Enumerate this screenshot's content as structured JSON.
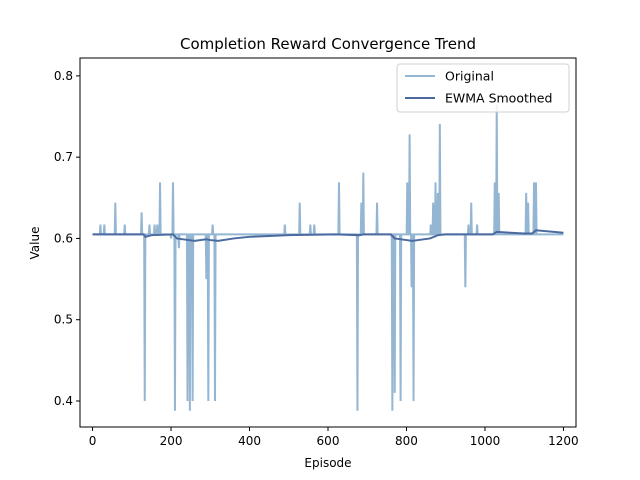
{
  "chart_data": {
    "type": "line",
    "title": "Completion Reward Convergence Trend",
    "xlabel": "Episode",
    "ylabel": "Value",
    "xlim": [
      -32,
      1232
    ],
    "ylim": [
      0.368,
      0.822
    ],
    "xticks": [
      0,
      200,
      400,
      600,
      800,
      1000,
      1200
    ],
    "yticks": [
      0.4,
      0.5,
      0.6,
      0.7,
      0.8
    ],
    "ytick_labels": [
      "0.4",
      "0.5",
      "0.6",
      "0.7",
      "0.8"
    ],
    "legend": {
      "position": "top-right"
    },
    "grid": false,
    "colors": {
      "original": "#94b6d2",
      "smoothed": "#4a6aa0"
    },
    "series": [
      {
        "name": "Original",
        "baseline": 0.605,
        "spikes": [
          [
            20,
            0.617
          ],
          [
            30,
            0.617
          ],
          [
            58,
            0.644
          ],
          [
            82,
            0.617
          ],
          [
            125,
            0.632
          ],
          [
            133,
            0.4
          ],
          [
            145,
            0.617
          ],
          [
            158,
            0.617
          ],
          [
            165,
            0.617
          ],
          [
            172,
            0.669
          ],
          [
            200,
            0.6
          ],
          [
            205,
            0.669
          ],
          [
            210,
            0.388
          ],
          [
            220,
            0.588
          ],
          [
            242,
            0.4
          ],
          [
            248,
            0.388
          ],
          [
            255,
            0.4
          ],
          [
            290,
            0.55
          ],
          [
            295,
            0.4
          ],
          [
            306,
            0.617
          ],
          [
            312,
            0.4
          ],
          [
            490,
            0.617
          ],
          [
            528,
            0.644
          ],
          [
            555,
            0.617
          ],
          [
            565,
            0.617
          ],
          [
            628,
            0.669
          ],
          [
            675,
            0.388
          ],
          [
            685,
            0.644
          ],
          [
            690,
            0.681
          ],
          [
            725,
            0.644
          ],
          [
            764,
            0.388
          ],
          [
            770,
            0.41
          ],
          [
            785,
            0.4
          ],
          [
            802,
            0.669
          ],
          [
            808,
            0.728
          ],
          [
            813,
            0.54
          ],
          [
            818,
            0.4
          ],
          [
            862,
            0.617
          ],
          [
            868,
            0.644
          ],
          [
            874,
            0.669
          ],
          [
            880,
            0.656
          ],
          [
            885,
            0.741
          ],
          [
            950,
            0.54
          ],
          [
            958,
            0.617
          ],
          [
            965,
            0.644
          ],
          [
            980,
            0.617
          ],
          [
            1025,
            0.669
          ],
          [
            1030,
            0.765
          ],
          [
            1035,
            0.656
          ],
          [
            1105,
            0.656
          ],
          [
            1110,
            0.644
          ],
          [
            1125,
            0.669
          ],
          [
            1130,
            0.669
          ]
        ]
      },
      {
        "name": "EWMA Smoothed",
        "points": [
          [
            0,
            0.605
          ],
          [
            130,
            0.605
          ],
          [
            135,
            0.602
          ],
          [
            150,
            0.604
          ],
          [
            205,
            0.605
          ],
          [
            215,
            0.6
          ],
          [
            245,
            0.598
          ],
          [
            260,
            0.597
          ],
          [
            290,
            0.599
          ],
          [
            300,
            0.598
          ],
          [
            320,
            0.597
          ],
          [
            360,
            0.6
          ],
          [
            400,
            0.602
          ],
          [
            450,
            0.603
          ],
          [
            500,
            0.604
          ],
          [
            620,
            0.605
          ],
          [
            680,
            0.604
          ],
          [
            690,
            0.605
          ],
          [
            760,
            0.605
          ],
          [
            770,
            0.6
          ],
          [
            800,
            0.598
          ],
          [
            815,
            0.597
          ],
          [
            830,
            0.598
          ],
          [
            860,
            0.6
          ],
          [
            880,
            0.604
          ],
          [
            900,
            0.605
          ],
          [
            1020,
            0.605
          ],
          [
            1030,
            0.608
          ],
          [
            1100,
            0.606
          ],
          [
            1120,
            0.606
          ],
          [
            1130,
            0.61
          ],
          [
            1200,
            0.607
          ]
        ]
      }
    ]
  }
}
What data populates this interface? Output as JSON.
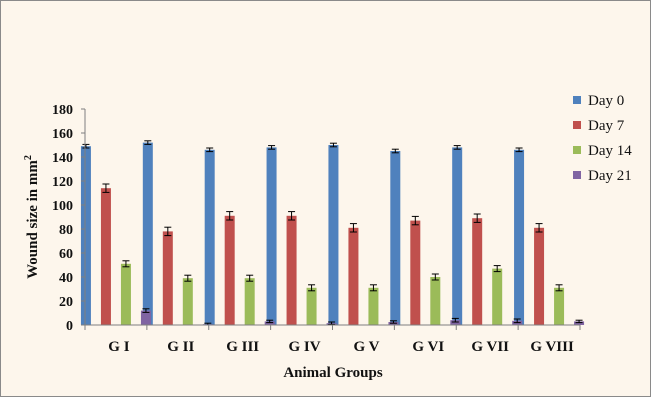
{
  "chart_data": {
    "type": "bar",
    "title": "",
    "xlabel": "Animal Groups",
    "ylabel": "Wound size in mm",
    "ylabel_superscript": "2",
    "ylim": [
      0,
      180
    ],
    "yticks": [
      "0",
      "20",
      "40",
      "60",
      "80",
      "100",
      "120",
      "140",
      "160",
      "180"
    ],
    "categories": [
      "G I",
      "G II",
      "G III",
      "G IV",
      "G V",
      "G VI",
      "G VII",
      "G VIII"
    ],
    "series": [
      {
        "name": "Day 0",
        "color": "#4f81bd",
        "values": [
          149,
          152,
          146,
          148,
          150,
          145,
          148,
          146
        ],
        "errors": [
          1.5,
          1.5,
          1.5,
          1.5,
          1.5,
          1.5,
          1.5,
          1.5
        ]
      },
      {
        "name": "Day 7",
        "color": "#c0504d",
        "values": [
          114,
          78,
          91,
          91,
          81,
          87,
          89,
          81
        ],
        "errors": [
          3.5,
          3.5,
          3.5,
          3.5,
          3.5,
          3.5,
          3.5,
          3.5
        ]
      },
      {
        "name": "Day 14",
        "color": "#9bbb59",
        "values": [
          51,
          39,
          39,
          31,
          31,
          40,
          47,
          31
        ],
        "errors": [
          2.5,
          2.5,
          2.5,
          2.5,
          2.5,
          2.5,
          2.5,
          2.5
        ]
      },
      {
        "name": "Day 21",
        "color": "#8064a2",
        "values": [
          12,
          0.5,
          3,
          1.5,
          2.5,
          4,
          3.5,
          3
        ],
        "errors": [
          1.5,
          1,
          1,
          1,
          1,
          1.5,
          1.5,
          1
        ]
      }
    ],
    "legend": "right",
    "grid": false,
    "error_bars": true
  }
}
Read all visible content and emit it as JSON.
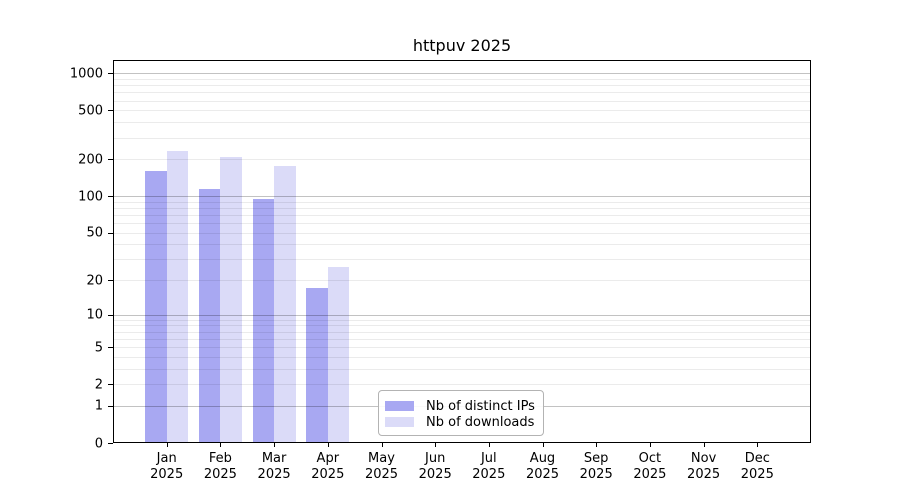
{
  "title": "httpuv 2025",
  "colors": {
    "ips_bar": "#a8a8f2",
    "downloads_bar": "#dbdbf8",
    "grid_major": "rgba(0,0,0,0.24)",
    "grid_minor": "rgba(0,0,0,0.08)",
    "spine": "#000000",
    "legend_border": "#b3b3b3"
  },
  "legend": {
    "items": [
      {
        "label": "Nb of distinct IPs",
        "color_key": "ips_bar"
      },
      {
        "label": "Nb of downloads",
        "color_key": "downloads_bar"
      }
    ]
  },
  "y_axis": {
    "ticks": [
      {
        "label": "0",
        "value": 0
      },
      {
        "label": "1",
        "value": 1
      },
      {
        "label": "2",
        "value": 2
      },
      {
        "label": "5",
        "value": 5
      },
      {
        "label": "10",
        "value": 10
      },
      {
        "label": "20",
        "value": 20
      },
      {
        "label": "50",
        "value": 50
      },
      {
        "label": "100",
        "value": 100
      },
      {
        "label": "200",
        "value": 200
      },
      {
        "label": "500",
        "value": 500
      },
      {
        "label": "1000",
        "value": 1000
      }
    ]
  },
  "x_axis": {
    "months": [
      "Jan",
      "Feb",
      "Mar",
      "Apr",
      "May",
      "Jun",
      "Jul",
      "Aug",
      "Sep",
      "Oct",
      "Nov",
      "Dec"
    ],
    "year": "2025"
  },
  "chart_data": {
    "type": "bar",
    "title": "httpuv 2025",
    "categories": [
      "Jan 2025",
      "Feb 2025",
      "Mar 2025",
      "Apr 2025",
      "May 2025",
      "Jun 2025",
      "Jul 2025",
      "Aug 2025",
      "Sep 2025",
      "Oct 2025",
      "Nov 2025",
      "Dec 2025"
    ],
    "series": [
      {
        "name": "Nb of distinct IPs",
        "values": [
          160,
          115,
          95,
          17,
          0,
          0,
          0,
          0,
          0,
          0,
          0,
          0
        ]
      },
      {
        "name": "Nb of downloads",
        "values": [
          235,
          210,
          175,
          26,
          0,
          0,
          0,
          0,
          0,
          0,
          0,
          0
        ]
      }
    ],
    "xlabel": "",
    "ylabel": "",
    "yscale": "log10(x+1)",
    "ylim": [
      0,
      1000
    ],
    "grid": true,
    "grid_major_at": [
      1,
      10,
      100,
      1000
    ],
    "legend_position": "lower center-right inside plot"
  }
}
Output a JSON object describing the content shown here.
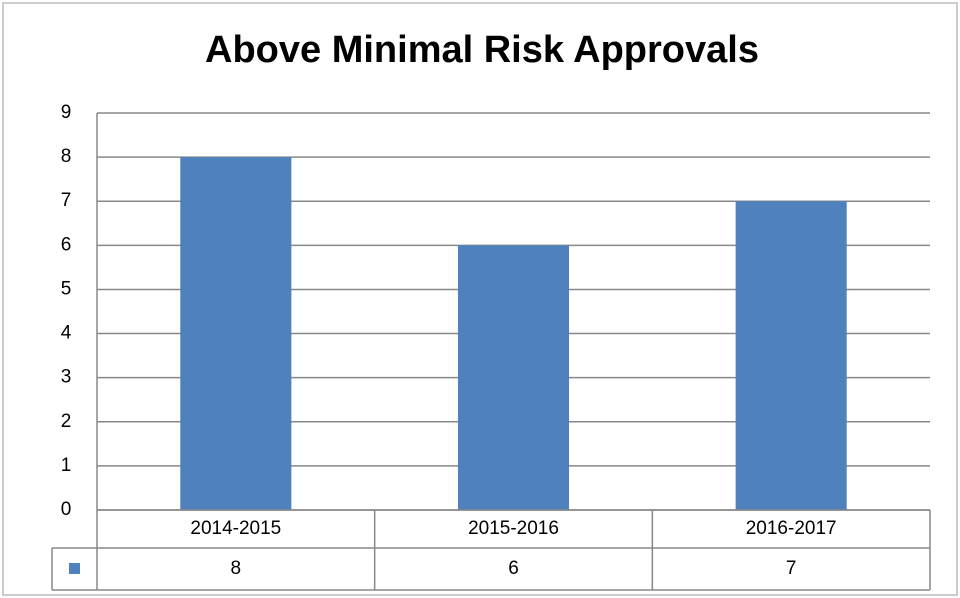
{
  "chart_data": {
    "type": "bar",
    "title": "Above Minimal Risk Approvals",
    "categories": [
      "2014-2015",
      "2015-2016",
      "2016-2017"
    ],
    "values": [
      8,
      6,
      7
    ],
    "color": "#4f81bd",
    "ylim": [
      0,
      9
    ],
    "yticks": [
      0,
      1,
      2,
      3,
      4,
      5,
      6,
      7,
      8,
      9
    ],
    "grid": true
  }
}
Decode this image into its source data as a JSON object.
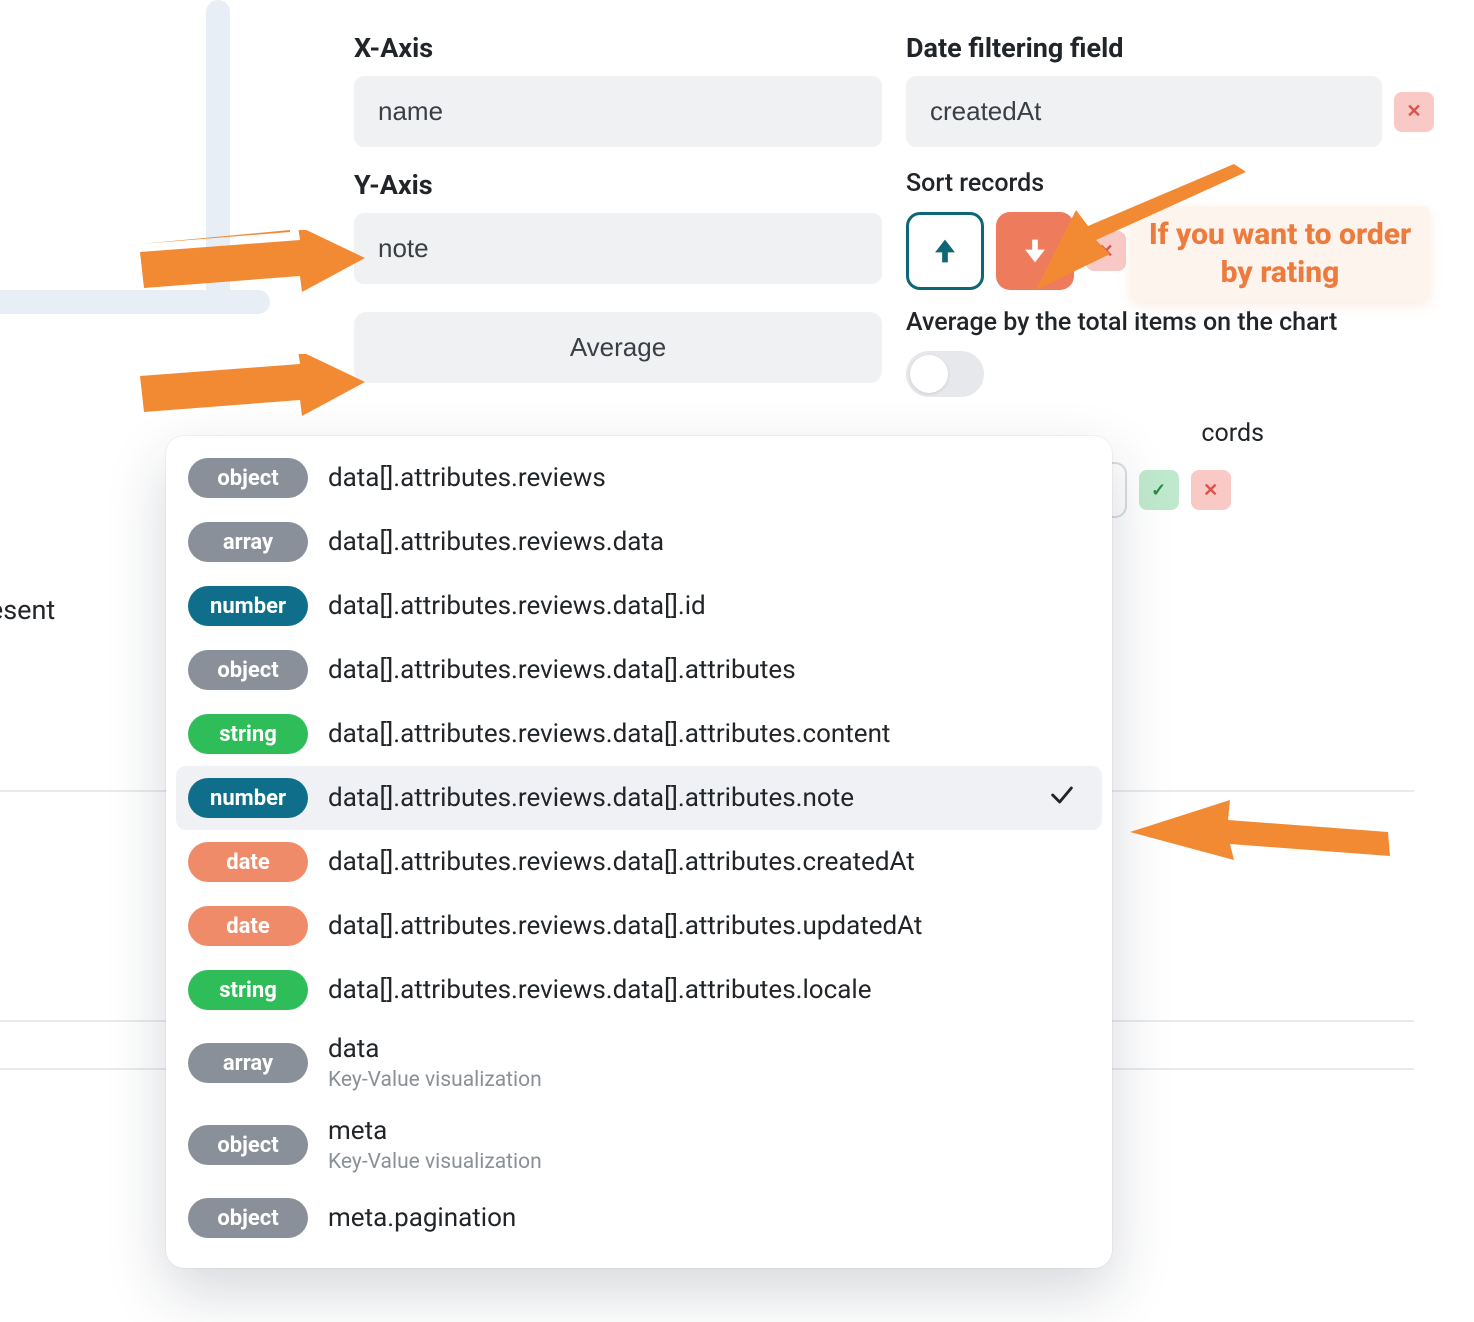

→ **CHALLENGE**
Go through the entries and return each line where the word "title" appears.

→ **THE ANSWER**
    "title": "Completion Reward Convergence Trend",
    "title": "",
  "title": "httpuv 2025",
    "title": "httpuv 2025",
    "title": "Above Minimal Risk Approvals",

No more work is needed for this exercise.